╭──
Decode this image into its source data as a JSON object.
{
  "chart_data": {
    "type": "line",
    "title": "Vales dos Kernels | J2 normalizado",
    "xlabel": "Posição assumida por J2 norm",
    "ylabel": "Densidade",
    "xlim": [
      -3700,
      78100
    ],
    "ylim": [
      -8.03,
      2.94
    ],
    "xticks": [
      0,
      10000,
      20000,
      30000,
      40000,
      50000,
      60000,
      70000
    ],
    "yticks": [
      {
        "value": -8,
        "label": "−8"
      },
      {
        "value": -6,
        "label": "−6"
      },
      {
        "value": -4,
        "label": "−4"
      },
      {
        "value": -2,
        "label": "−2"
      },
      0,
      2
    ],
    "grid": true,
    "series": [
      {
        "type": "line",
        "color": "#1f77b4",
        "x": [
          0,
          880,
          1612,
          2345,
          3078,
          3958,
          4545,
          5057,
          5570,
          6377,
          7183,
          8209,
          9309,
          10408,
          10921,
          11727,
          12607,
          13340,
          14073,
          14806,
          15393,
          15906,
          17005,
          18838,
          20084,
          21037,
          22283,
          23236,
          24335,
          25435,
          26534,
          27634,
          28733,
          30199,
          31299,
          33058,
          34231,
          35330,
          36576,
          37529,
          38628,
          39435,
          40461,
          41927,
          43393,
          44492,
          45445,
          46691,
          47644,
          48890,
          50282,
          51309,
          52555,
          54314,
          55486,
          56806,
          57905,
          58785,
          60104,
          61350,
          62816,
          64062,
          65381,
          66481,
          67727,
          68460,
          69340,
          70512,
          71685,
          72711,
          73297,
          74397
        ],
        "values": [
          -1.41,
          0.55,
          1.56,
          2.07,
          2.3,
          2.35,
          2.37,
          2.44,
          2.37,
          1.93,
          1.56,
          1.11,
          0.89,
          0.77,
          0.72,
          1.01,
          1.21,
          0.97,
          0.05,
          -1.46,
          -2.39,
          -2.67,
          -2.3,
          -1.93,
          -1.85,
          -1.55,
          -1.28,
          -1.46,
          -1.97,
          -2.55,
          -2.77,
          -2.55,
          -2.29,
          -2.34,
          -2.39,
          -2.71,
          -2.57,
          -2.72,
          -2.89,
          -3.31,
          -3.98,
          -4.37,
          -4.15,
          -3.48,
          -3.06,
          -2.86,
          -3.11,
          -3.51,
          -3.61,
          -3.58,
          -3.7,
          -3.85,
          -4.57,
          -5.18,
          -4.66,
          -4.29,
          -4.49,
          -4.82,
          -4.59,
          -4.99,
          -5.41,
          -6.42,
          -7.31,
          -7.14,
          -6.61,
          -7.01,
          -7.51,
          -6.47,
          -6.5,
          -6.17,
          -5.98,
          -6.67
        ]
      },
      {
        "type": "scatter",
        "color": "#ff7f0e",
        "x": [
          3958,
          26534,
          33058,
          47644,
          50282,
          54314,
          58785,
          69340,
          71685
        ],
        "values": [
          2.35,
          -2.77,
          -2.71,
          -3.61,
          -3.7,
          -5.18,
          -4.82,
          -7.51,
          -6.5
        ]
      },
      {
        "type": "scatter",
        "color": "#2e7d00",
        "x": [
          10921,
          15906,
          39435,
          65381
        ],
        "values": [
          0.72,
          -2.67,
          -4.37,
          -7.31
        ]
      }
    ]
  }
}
╰──
Exercise aim: Find and copy every line in the entries above where the string "color" occurs.

Solution for this problem:
        "color": "#1f77b4",
        "color": "#ff7f0e",
        "color": "#2e7d00",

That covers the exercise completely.